● **Work to do**
Your task is to locate every line holding the string "ассессора" and to copy each of them.

Data entries:
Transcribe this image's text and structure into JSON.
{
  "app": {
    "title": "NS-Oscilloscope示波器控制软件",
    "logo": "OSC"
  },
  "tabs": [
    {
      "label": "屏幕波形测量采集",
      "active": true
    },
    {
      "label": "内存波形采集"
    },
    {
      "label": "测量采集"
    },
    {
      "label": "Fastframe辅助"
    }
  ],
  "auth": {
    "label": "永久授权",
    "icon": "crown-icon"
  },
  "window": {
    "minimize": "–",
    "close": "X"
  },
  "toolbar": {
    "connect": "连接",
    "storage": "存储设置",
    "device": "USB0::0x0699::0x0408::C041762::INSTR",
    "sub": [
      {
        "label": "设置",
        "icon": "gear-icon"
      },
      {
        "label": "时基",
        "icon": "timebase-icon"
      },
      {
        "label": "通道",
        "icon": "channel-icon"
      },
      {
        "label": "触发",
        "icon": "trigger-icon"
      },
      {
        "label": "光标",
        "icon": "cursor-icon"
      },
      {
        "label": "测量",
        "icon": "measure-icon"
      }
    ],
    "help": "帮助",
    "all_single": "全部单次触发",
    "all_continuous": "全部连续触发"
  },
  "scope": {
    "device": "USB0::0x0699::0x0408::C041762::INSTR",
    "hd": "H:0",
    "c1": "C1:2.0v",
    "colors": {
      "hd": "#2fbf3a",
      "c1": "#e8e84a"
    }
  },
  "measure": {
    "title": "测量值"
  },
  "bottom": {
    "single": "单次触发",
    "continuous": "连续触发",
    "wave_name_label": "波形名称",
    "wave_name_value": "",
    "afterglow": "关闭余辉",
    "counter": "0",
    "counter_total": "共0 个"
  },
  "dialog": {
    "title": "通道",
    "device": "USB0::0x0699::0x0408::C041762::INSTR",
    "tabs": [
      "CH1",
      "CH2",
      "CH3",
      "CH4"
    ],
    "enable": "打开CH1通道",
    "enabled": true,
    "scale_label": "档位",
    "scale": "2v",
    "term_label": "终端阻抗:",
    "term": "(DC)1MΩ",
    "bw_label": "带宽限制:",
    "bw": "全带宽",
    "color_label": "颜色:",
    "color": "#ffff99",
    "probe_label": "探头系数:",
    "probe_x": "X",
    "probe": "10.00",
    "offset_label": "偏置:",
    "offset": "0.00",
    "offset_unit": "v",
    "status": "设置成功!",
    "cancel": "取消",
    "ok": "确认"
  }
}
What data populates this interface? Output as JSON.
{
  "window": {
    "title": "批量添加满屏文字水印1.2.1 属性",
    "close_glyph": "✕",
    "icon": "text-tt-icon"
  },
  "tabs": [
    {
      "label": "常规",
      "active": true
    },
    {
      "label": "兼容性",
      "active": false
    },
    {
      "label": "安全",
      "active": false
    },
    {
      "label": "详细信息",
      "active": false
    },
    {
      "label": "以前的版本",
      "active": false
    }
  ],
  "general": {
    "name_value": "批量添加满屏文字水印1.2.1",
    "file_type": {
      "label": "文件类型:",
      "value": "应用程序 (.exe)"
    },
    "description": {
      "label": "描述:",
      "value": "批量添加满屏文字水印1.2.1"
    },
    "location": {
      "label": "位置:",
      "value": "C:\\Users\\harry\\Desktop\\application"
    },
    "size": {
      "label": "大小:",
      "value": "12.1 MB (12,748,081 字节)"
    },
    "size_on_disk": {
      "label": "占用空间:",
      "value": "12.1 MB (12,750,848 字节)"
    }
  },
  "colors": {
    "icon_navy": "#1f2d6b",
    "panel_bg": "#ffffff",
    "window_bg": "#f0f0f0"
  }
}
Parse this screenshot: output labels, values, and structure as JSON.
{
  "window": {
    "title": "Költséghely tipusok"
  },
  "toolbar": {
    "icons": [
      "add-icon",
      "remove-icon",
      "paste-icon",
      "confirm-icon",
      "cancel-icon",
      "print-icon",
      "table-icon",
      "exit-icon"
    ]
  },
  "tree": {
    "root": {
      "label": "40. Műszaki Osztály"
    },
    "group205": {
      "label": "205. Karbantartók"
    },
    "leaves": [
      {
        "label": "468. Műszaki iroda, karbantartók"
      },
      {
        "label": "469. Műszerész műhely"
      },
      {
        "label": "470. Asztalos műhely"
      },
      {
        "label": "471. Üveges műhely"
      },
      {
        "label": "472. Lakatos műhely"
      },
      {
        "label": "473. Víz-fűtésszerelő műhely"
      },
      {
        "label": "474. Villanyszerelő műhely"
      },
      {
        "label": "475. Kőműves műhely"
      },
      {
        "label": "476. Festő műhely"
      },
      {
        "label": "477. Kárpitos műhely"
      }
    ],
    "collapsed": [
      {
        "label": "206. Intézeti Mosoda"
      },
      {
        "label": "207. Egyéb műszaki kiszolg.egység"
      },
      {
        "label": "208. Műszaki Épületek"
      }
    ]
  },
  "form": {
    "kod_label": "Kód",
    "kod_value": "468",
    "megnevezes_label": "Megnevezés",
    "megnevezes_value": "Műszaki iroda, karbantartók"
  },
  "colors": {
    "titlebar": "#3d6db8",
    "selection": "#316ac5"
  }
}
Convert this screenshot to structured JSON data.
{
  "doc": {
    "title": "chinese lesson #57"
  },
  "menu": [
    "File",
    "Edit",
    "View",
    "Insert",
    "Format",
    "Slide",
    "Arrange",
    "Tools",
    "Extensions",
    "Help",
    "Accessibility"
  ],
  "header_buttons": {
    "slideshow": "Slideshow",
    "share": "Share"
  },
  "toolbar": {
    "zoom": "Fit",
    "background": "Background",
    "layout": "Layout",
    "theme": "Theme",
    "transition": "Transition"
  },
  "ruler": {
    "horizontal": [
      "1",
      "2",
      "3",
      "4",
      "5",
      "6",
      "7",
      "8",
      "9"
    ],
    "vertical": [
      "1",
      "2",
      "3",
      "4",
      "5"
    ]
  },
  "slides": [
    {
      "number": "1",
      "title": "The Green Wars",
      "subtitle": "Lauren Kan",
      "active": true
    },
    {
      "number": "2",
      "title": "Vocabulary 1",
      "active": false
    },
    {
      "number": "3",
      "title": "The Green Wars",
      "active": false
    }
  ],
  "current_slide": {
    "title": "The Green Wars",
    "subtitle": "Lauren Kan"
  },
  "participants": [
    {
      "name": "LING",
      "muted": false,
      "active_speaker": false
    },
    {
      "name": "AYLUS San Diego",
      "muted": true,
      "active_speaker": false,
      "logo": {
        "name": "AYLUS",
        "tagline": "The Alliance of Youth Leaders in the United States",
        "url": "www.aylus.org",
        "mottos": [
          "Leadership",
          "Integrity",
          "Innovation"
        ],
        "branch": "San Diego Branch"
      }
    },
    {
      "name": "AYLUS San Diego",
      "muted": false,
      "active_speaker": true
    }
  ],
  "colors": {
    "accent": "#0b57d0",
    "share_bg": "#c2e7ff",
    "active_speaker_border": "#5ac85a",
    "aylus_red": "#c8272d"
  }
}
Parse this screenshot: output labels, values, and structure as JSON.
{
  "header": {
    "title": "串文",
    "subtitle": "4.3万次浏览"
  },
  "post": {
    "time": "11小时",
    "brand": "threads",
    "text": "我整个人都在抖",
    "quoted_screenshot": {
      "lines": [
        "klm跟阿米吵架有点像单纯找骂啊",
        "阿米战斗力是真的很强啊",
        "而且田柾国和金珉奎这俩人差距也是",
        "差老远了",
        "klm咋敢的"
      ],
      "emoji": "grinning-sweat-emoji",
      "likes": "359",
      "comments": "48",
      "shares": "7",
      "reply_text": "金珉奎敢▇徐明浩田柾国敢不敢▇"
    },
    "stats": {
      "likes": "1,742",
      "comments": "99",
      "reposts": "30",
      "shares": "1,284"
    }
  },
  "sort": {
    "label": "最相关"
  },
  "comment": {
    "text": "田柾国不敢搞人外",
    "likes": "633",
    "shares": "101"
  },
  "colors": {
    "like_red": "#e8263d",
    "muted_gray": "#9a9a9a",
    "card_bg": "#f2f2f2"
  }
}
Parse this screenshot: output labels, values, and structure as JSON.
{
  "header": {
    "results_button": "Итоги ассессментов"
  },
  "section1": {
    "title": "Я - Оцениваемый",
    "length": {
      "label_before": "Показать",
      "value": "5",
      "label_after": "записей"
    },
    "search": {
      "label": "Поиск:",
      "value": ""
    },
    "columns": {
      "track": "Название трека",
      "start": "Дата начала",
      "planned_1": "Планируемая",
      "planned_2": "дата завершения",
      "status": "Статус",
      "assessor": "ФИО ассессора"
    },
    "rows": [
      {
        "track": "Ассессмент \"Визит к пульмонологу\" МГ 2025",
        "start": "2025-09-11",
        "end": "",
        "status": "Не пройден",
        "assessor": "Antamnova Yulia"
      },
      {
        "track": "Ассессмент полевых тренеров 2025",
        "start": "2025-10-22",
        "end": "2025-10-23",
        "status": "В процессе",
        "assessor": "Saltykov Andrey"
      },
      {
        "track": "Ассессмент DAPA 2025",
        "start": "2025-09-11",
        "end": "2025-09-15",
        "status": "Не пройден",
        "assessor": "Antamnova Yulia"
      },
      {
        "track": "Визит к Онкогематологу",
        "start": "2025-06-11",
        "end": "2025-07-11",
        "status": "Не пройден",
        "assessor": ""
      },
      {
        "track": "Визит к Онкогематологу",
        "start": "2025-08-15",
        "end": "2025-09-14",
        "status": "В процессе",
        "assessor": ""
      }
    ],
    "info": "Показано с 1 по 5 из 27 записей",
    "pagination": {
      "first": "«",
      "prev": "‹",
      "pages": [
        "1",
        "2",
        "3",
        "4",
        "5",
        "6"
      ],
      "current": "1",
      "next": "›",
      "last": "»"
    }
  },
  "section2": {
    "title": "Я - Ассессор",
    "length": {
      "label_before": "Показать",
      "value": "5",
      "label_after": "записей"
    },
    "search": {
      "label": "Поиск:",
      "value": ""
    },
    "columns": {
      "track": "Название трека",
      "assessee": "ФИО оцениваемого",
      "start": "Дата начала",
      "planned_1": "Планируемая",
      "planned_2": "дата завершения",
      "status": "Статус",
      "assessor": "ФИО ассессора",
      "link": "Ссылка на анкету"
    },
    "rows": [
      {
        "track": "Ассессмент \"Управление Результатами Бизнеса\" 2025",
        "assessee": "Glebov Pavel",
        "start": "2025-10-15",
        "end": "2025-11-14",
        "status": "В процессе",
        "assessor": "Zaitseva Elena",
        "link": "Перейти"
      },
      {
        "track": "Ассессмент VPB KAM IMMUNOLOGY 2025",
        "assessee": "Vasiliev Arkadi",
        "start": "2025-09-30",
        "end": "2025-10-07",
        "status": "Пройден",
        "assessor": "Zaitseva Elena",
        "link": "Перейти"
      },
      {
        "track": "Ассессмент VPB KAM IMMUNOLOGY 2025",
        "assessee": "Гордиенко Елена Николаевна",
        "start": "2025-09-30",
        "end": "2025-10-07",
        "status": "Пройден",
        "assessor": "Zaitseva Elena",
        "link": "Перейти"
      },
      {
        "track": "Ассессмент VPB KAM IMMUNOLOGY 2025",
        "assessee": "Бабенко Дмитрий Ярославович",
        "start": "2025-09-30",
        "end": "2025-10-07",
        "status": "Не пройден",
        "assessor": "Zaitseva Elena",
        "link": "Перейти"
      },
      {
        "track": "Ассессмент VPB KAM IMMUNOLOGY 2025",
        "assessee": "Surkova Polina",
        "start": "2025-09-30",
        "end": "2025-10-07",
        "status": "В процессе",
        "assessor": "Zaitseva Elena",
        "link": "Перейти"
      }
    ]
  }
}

● **Reply**
      "assessor": "ФИО ассессора"
      "assessor": "ФИО ассессора",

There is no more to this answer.